**OBJECTIVE:** Among the records below, find each line that includes the string "Clubs" and copy it.

---*---

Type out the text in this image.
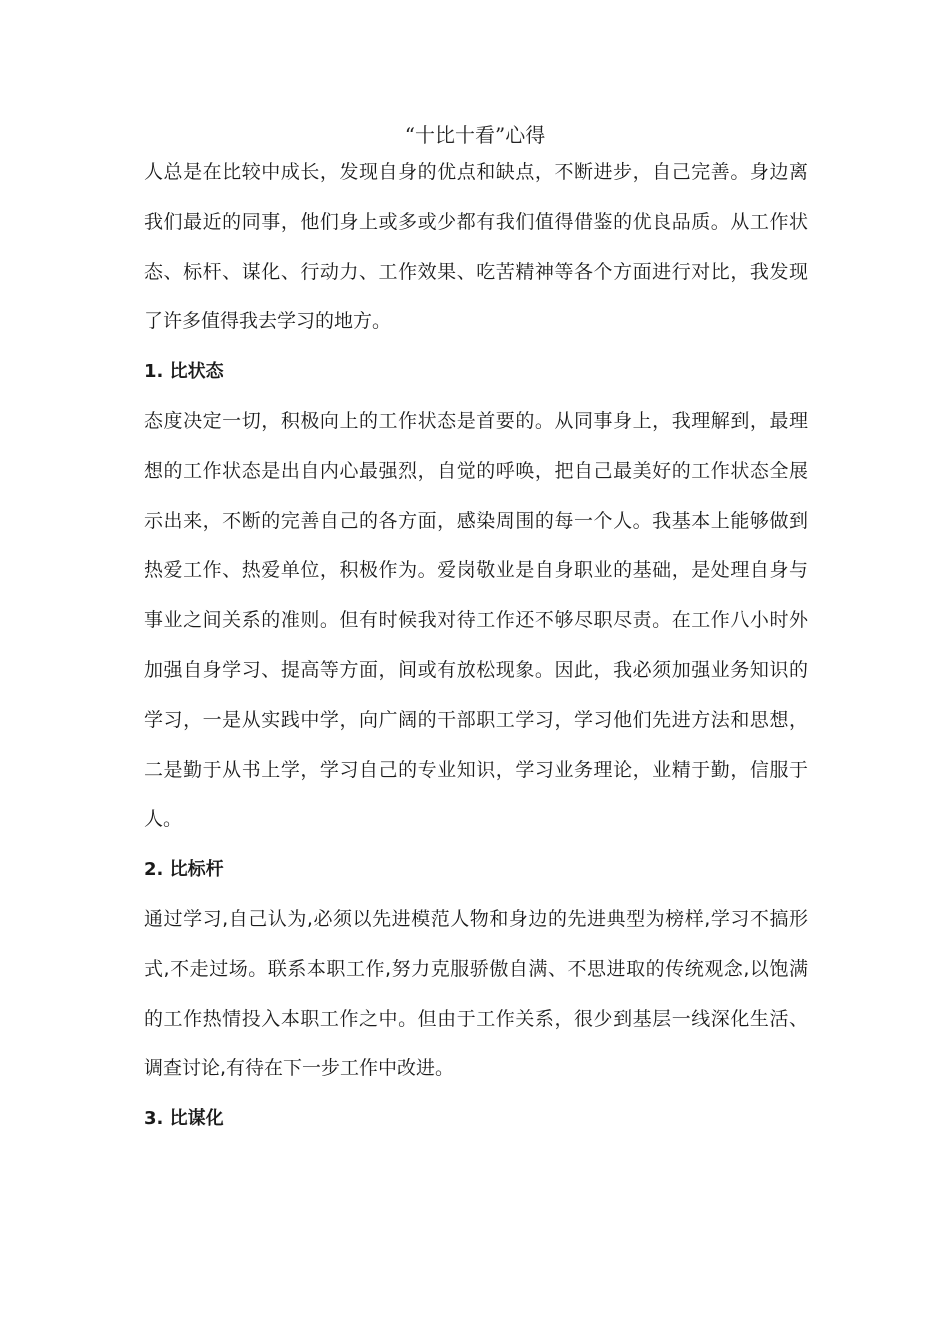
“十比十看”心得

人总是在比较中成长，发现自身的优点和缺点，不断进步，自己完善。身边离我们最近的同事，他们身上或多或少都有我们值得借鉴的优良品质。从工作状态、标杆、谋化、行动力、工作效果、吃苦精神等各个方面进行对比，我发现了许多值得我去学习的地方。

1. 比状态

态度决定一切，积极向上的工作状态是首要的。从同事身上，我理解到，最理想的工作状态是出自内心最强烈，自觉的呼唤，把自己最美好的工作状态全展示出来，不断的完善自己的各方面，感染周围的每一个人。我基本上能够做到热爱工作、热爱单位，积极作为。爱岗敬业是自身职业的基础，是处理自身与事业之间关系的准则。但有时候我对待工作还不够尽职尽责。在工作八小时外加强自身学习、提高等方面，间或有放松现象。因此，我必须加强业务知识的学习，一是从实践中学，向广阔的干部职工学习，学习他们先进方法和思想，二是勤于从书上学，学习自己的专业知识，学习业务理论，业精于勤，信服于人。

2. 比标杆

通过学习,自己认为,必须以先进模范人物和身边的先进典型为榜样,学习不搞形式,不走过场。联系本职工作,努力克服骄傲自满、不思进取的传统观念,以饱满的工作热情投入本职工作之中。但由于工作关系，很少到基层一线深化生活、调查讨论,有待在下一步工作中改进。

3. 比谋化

---*---

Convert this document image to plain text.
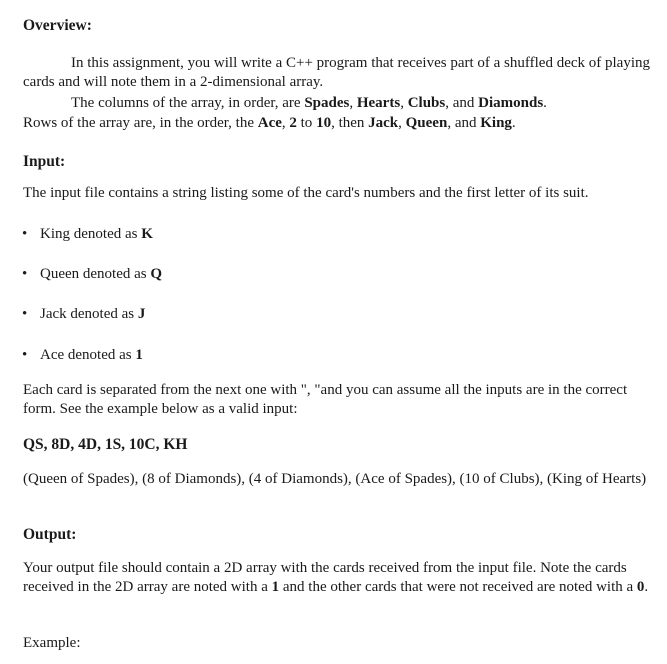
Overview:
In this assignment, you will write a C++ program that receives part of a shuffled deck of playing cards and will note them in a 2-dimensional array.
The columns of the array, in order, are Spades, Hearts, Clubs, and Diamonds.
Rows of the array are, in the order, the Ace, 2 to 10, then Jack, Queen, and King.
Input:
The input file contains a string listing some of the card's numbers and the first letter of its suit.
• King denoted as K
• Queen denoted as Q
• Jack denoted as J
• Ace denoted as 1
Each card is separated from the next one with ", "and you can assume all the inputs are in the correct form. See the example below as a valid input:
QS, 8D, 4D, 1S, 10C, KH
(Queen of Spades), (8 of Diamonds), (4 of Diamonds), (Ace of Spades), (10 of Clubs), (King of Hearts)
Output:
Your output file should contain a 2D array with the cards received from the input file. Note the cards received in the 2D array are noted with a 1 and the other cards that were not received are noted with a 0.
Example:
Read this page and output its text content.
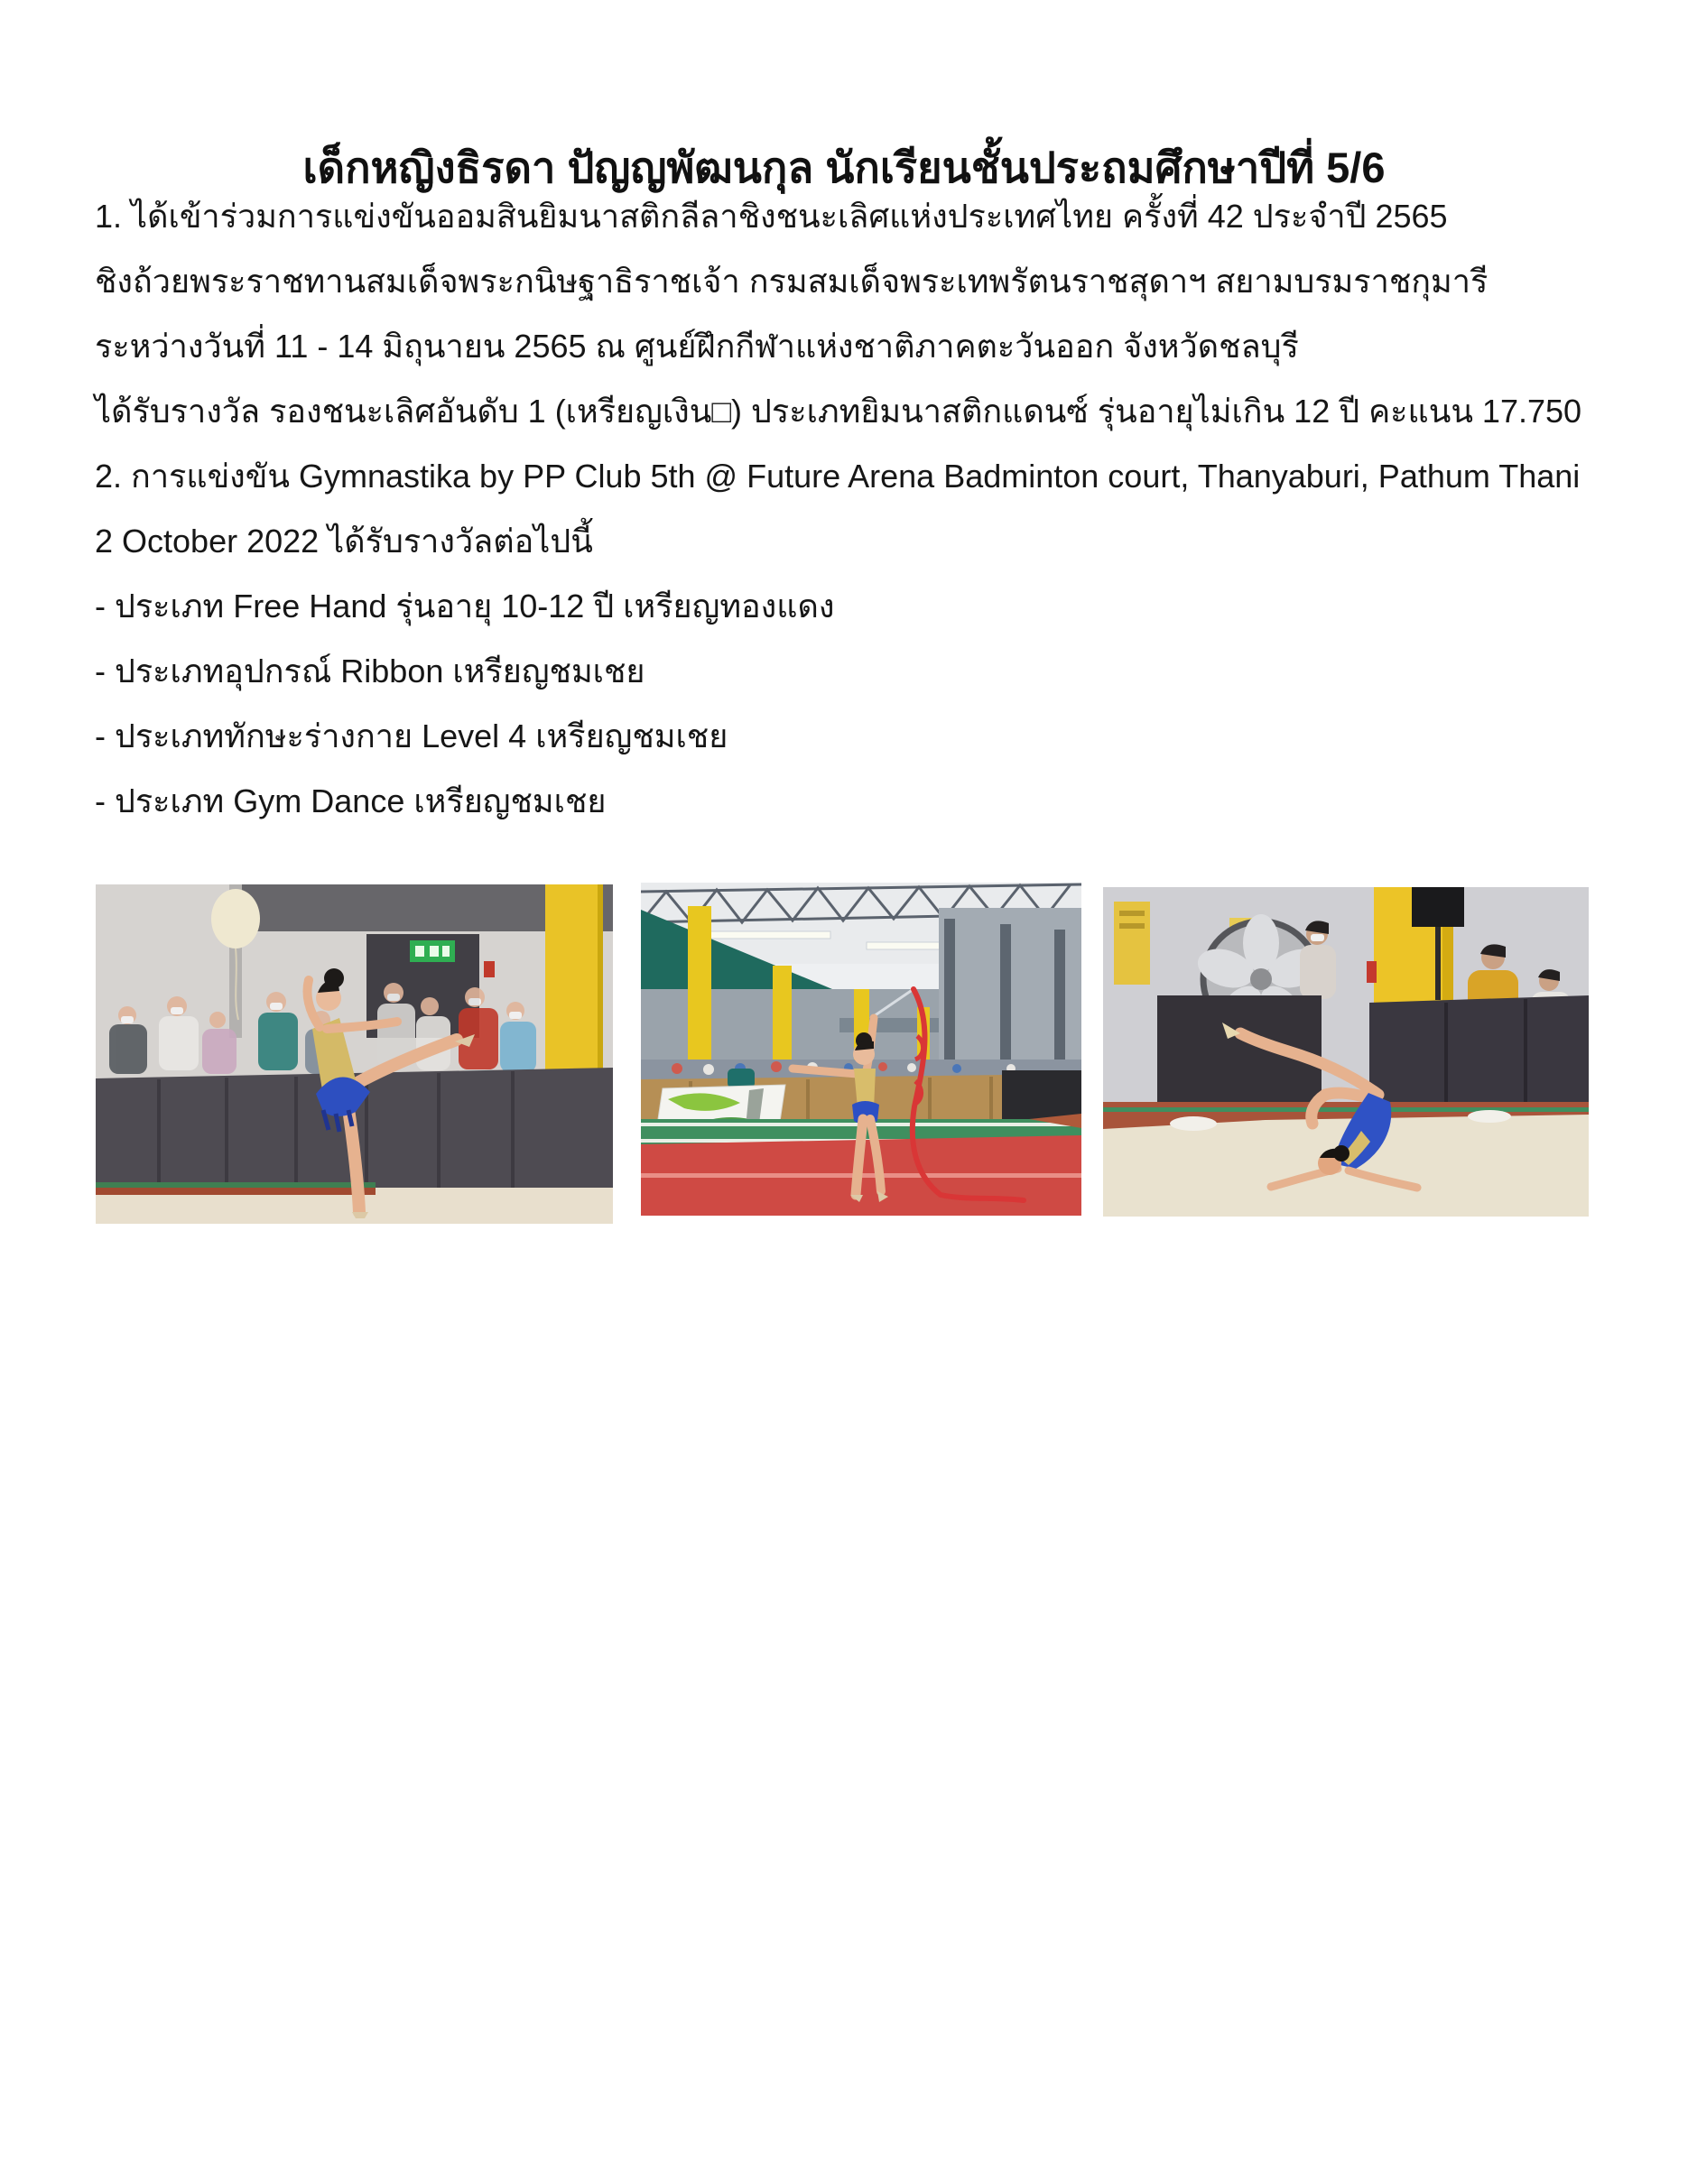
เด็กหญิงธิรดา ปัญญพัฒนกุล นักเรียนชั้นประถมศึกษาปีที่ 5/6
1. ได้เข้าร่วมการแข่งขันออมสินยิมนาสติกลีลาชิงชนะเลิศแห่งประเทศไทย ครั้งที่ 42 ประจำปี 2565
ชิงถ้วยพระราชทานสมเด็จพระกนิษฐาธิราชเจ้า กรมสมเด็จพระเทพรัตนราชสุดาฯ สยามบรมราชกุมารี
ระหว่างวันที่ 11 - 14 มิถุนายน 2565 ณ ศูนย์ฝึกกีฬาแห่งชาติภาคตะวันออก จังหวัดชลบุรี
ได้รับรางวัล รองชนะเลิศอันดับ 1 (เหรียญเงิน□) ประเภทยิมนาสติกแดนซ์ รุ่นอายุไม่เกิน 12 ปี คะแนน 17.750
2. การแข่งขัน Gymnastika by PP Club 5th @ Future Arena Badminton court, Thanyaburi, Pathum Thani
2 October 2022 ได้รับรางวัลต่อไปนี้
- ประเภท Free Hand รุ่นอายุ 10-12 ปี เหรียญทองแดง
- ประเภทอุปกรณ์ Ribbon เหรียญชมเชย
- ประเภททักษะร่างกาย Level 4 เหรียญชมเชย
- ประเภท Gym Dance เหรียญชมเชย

---*---

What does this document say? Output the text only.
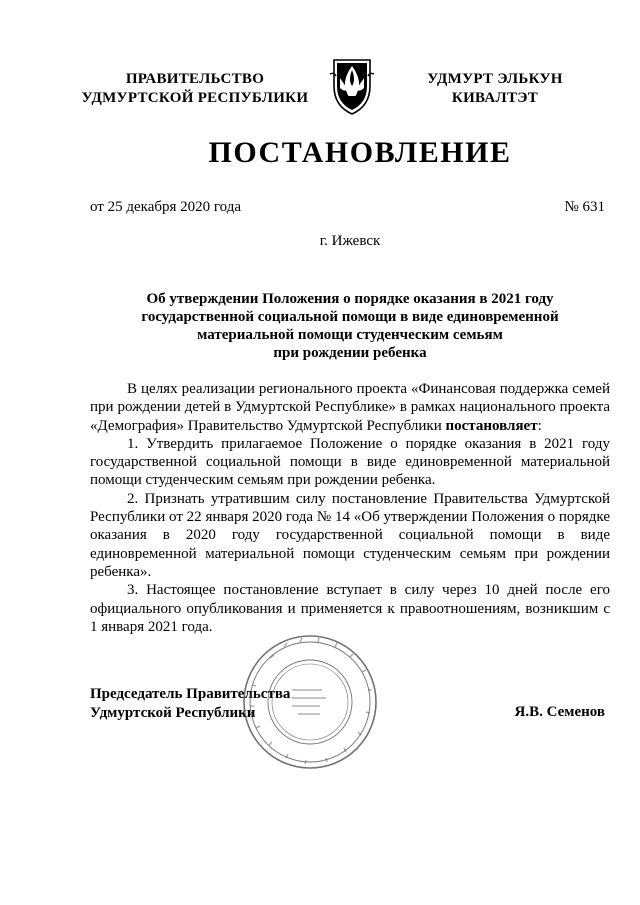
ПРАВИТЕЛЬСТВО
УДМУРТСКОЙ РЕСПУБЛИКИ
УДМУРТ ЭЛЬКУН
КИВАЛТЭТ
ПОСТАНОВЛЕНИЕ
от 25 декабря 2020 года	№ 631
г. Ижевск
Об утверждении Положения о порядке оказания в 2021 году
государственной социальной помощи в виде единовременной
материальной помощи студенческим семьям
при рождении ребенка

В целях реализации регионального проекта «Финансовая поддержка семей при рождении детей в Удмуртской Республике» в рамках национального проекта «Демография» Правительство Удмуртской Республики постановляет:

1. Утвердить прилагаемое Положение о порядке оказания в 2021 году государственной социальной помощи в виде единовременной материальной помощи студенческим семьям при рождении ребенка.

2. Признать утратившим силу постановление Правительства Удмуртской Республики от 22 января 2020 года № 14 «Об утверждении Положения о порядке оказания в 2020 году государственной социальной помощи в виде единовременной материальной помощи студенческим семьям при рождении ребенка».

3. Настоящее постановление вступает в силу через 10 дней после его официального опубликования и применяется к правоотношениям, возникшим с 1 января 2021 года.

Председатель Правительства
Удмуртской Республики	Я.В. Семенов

---*---

**TASK OUTPUT:**
The columns of the array, in order, are Spades, Hearts, Clubs, and Diamonds.
(Queen of Spades), (8 of Diamonds), (4 of Diamonds), (Ace of Spades), (10 of Clubs), (King of Hearts)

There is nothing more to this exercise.